▶ _Exercise aim_
Copy all of the data below line for line, changing no character.

# Start of Material shown

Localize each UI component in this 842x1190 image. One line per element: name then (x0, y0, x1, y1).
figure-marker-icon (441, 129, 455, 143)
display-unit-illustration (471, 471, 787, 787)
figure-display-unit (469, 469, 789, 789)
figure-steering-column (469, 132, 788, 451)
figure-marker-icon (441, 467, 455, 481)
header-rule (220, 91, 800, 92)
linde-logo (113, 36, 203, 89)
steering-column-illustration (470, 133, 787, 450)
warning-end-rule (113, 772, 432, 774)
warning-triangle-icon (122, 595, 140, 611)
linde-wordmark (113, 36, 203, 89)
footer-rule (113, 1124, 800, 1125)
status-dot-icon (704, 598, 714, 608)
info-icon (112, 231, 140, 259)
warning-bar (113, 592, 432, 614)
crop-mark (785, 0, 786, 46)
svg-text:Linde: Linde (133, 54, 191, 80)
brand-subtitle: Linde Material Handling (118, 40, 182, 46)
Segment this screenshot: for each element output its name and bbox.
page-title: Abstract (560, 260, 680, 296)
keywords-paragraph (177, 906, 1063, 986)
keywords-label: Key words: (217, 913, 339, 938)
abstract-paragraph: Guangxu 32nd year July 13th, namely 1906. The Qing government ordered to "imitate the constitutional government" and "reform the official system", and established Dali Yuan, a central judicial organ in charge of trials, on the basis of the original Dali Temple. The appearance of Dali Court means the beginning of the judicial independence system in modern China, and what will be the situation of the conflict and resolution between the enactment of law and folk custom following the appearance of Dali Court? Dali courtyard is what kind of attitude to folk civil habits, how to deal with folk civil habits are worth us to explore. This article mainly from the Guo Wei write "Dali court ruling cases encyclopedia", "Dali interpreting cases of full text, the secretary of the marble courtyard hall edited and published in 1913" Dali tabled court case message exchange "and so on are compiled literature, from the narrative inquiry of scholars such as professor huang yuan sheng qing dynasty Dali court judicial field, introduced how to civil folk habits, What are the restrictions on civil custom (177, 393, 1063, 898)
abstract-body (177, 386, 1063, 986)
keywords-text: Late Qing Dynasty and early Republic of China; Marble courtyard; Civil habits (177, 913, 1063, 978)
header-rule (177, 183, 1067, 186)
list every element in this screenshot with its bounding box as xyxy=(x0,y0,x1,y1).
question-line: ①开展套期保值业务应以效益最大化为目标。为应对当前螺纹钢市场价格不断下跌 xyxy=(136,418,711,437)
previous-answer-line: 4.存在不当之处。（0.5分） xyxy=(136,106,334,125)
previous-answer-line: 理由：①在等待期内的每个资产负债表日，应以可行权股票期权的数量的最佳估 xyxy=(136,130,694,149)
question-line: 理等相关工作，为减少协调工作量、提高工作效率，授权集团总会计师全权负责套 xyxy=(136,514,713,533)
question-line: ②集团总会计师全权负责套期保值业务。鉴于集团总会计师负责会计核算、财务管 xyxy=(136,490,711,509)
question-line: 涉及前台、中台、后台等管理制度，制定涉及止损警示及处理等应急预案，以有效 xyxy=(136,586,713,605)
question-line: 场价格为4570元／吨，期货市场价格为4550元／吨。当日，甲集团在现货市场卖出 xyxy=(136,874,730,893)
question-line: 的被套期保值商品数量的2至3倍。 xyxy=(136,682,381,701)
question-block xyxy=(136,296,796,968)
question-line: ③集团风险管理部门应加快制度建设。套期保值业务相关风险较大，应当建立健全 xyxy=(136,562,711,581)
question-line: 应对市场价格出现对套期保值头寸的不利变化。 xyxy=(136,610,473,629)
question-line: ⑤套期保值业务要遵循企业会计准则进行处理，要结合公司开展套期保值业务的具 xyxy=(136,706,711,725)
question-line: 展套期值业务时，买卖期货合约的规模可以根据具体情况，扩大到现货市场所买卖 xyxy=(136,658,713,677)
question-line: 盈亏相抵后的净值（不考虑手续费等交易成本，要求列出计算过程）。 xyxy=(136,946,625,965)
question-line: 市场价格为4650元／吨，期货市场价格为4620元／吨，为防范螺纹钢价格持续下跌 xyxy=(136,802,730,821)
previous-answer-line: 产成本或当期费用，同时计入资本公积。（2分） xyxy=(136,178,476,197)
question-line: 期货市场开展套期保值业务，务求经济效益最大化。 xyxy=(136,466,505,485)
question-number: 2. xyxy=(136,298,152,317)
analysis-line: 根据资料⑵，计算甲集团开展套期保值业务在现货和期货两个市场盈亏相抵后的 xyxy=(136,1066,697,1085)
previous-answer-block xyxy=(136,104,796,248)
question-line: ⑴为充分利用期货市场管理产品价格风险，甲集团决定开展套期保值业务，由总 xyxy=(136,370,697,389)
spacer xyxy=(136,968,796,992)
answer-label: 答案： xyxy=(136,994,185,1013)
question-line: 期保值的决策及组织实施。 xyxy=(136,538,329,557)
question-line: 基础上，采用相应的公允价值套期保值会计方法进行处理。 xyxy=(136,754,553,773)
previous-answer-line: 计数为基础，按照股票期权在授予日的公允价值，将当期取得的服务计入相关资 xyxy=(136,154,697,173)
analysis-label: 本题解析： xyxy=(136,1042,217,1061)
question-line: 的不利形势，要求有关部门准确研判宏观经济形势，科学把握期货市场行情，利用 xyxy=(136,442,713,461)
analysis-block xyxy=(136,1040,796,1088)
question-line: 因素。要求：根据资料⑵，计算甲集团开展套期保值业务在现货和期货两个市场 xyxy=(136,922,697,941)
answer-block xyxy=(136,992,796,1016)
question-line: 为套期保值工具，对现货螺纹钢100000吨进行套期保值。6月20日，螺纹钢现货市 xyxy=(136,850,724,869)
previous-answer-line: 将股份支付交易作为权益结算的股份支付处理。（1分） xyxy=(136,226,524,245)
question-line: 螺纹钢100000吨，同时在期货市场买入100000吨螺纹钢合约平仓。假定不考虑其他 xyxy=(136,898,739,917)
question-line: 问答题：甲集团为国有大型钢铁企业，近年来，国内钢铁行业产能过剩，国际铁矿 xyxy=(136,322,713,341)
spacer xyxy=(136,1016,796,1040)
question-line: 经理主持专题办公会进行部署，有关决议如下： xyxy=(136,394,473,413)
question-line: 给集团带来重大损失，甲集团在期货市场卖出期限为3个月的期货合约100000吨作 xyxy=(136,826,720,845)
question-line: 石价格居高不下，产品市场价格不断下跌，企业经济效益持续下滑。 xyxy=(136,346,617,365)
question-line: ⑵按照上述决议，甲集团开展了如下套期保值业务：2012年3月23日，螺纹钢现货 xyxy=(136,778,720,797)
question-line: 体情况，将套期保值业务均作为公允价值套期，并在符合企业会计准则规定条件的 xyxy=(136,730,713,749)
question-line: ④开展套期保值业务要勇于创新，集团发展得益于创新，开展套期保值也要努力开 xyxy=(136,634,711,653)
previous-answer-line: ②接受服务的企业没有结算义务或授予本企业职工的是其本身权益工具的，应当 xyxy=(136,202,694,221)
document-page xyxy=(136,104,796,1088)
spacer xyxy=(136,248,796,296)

# End of Material shown

▶ _Complete response_
Localize each UI component in this 842x1190 image. One line per element: name then (x0, y0, x1, y1).
figure-marker-icon (441, 129, 455, 143)
display-unit-illustration (471, 471, 787, 787)
figure-display-unit (469, 469, 789, 789)
figure-steering-column (469, 132, 788, 451)
figure-marker-icon (441, 467, 455, 481)
header-rule (220, 91, 800, 92)
linde-logo (113, 36, 203, 89)
steering-column-illustration (470, 133, 787, 450)
warning-end-rule (113, 772, 432, 774)
warning-triangle-icon (122, 595, 140, 611)
linde-wordmark (113, 36, 203, 89)
footer-rule (113, 1124, 800, 1125)
status-dot-icon (704, 598, 714, 608)
info-icon (112, 231, 140, 259)
warning-bar (113, 592, 432, 614)
crop-mark (785, 0, 786, 46)
svg-text:Linde: Linde (133, 54, 191, 80)
brand-subtitle: Linde Material Handling (118, 40, 182, 46)
Segment this screenshot: for each element output its name and bbox.
page-title: Abstract (560, 260, 680, 296)
keywords-paragraph (177, 906, 1063, 986)
keywords-label: Key words: (217, 913, 339, 938)
abstract-paragraph: Guangxu 32nd year July 13th, namely 1906. The Qing government ordered to "imitate the constitutional government" and "reform the official system", and established Dali Yuan, a central judicial organ in charge of trials, on the basis of the original Dali Temple. The appearance of Dali Court means the beginning of the judicial independence system in modern China, and what will be the situation of the conflict and resolution between the enactment of law and folk custom following the appearance of Dali Court? Dali courtyard is what kind of attitude to folk civil habits, how to deal with folk civil habits are worth us to explore. This article mainly from the Guo Wei write "Dali court ruling cases encyclopedia", "Dali interpreting cases of full text, the secretary of the marble courtyard hall edited and published in 1913" Dali tabled court case message exchange "and so on are compiled literature, from the narrative inquiry of scholars such as professor huang yuan sheng qing dynasty Dali court judicial field, introduced how to civil folk habits, What are the restrictions on civil custom (177, 393, 1063, 898)
abstract-body (177, 386, 1063, 986)
keywords-text: Late Qing Dynasty and early Republic of China; Marble courtyard; Civil habits (177, 913, 1063, 978)
header-rule (177, 183, 1067, 186)
list every element in this screenshot with its bounding box as xyxy=(x0,y0,x1,y1).
question-line: ①开展套期保值业务应以效益最大化为目标。为应对当前螺纹钢市场价格不断下跌 xyxy=(136,418,711,437)
previous-answer-line: 4.存在不当之处。（0.5分） xyxy=(136,106,334,125)
previous-answer-line: 理由：①在等待期内的每个资产负债表日，应以可行权股票期权的数量的最佳估 xyxy=(136,130,694,149)
question-line: 理等相关工作，为减少协调工作量、提高工作效率，授权集团总会计师全权负责套 xyxy=(136,514,713,533)
question-line: ②集团总会计师全权负责套期保值业务。鉴于集团总会计师负责会计核算、财务管 xyxy=(136,490,711,509)
question-line: 涉及前台、中台、后台等管理制度，制定涉及止损警示及处理等应急预案，以有效 xyxy=(136,586,713,605)
question-line: 场价格为4570元／吨，期货市场价格为4550元／吨。当日，甲集团在现货市场卖出 xyxy=(136,874,730,893)
question-line: 的被套期保值商品数量的2至3倍。 xyxy=(136,682,381,701)
question-block xyxy=(136,296,796,968)
question-line: ③集团风险管理部门应加快制度建设。套期保值业务相关风险较大，应当建立健全 xyxy=(136,562,711,581)
question-line: 应对市场价格出现对套期保值头寸的不利变化。 xyxy=(136,610,473,629)
question-line: ⑤套期保值业务要遵循企业会计准则进行处理，要结合公司开展套期保值业务的具 xyxy=(136,706,711,725)
question-line: 展套期值业务时，买卖期货合约的规模可以根据具体情况，扩大到现货市场所买卖 xyxy=(136,658,713,677)
question-line: 盈亏相抵后的净值（不考虑手续费等交易成本，要求列出计算过程）。 xyxy=(136,946,625,965)
question-line: 市场价格为4650元／吨，期货市场价格为4620元／吨，为防范螺纹钢价格持续下跌 xyxy=(136,802,730,821)
previous-answer-line: 产成本或当期费用，同时计入资本公积。（2分） xyxy=(136,178,476,197)
question-line: 期货市场开展套期保值业务，务求经济效益最大化。 xyxy=(136,466,505,485)
question-number: 2. xyxy=(136,298,152,317)
analysis-line: 根据资料⑵，计算甲集团开展套期保值业务在现货和期货两个市场盈亏相抵后的 xyxy=(136,1066,697,1085)
previous-answer-block xyxy=(136,104,796,248)
question-line: ⑴为充分利用期货市场管理产品价格风险，甲集团决定开展套期保值业务，由总 xyxy=(136,370,697,389)
spacer xyxy=(136,968,796,992)
answer-label: 答案： xyxy=(136,994,185,1013)
question-line: 期保值的决策及组织实施。 xyxy=(136,538,329,557)
question-line: 基础上，采用相应的公允价值套期保值会计方法进行处理。 xyxy=(136,754,553,773)
previous-answer-line: 计数为基础，按照股票期权在授予日的公允价值，将当期取得的服务计入相关资 xyxy=(136,154,697,173)
analysis-label: 本题解析： xyxy=(136,1042,217,1061)
question-line: 的不利形势，要求有关部门准确研判宏观经济形势，科学把握期货市场行情，利用 xyxy=(136,442,713,461)
analysis-block xyxy=(136,1040,796,1088)
question-line: 因素。要求：根据资料⑵，计算甲集团开展套期保值业务在现货和期货两个市场 xyxy=(136,922,697,941)
answer-block xyxy=(136,992,796,1016)
question-line: 为套期保值工具，对现货螺纹钢100000吨进行套期保值。6月20日，螺纹钢现货市 xyxy=(136,850,724,869)
previous-answer-line: 将股份支付交易作为权益结算的股份支付处理。（1分） xyxy=(136,226,524,245)
question-line: 螺纹钢100000吨，同时在期货市场买入100000吨螺纹钢合约平仓。假定不考虑其他 xyxy=(136,898,739,917)
question-line: 问答题：甲集团为国有大型钢铁企业，近年来，国内钢铁行业产能过剩，国际铁矿 xyxy=(136,322,713,341)
spacer xyxy=(136,1016,796,1040)
question-line: 经理主持专题办公会进行部署，有关决议如下： xyxy=(136,394,473,413)
question-line: 给集团带来重大损失，甲集团在期货市场卖出期限为3个月的期货合约100000吨作 xyxy=(136,826,720,845)
question-line: 石价格居高不下，产品市场价格不断下跌，企业经济效益持续下滑。 xyxy=(136,346,617,365)
question-line: ⑵按照上述决议，甲集团开展了如下套期保值业务：2012年3月23日，螺纹钢现货 xyxy=(136,778,720,797)
question-line: 体情况，将套期保值业务均作为公允价值套期，并在符合企业会计准则规定条件的 xyxy=(136,730,713,749)
question-line: ④开展套期保值业务要勇于创新，集团发展得益于创新，开展套期保值也要努力开 xyxy=(136,634,711,653)
previous-answer-line: ②接受服务的企业没有结算义务或授予本企业职工的是其本身权益工具的，应当 xyxy=(136,202,694,221)
document-page xyxy=(136,104,796,1088)
spacer xyxy=(136,248,796,296)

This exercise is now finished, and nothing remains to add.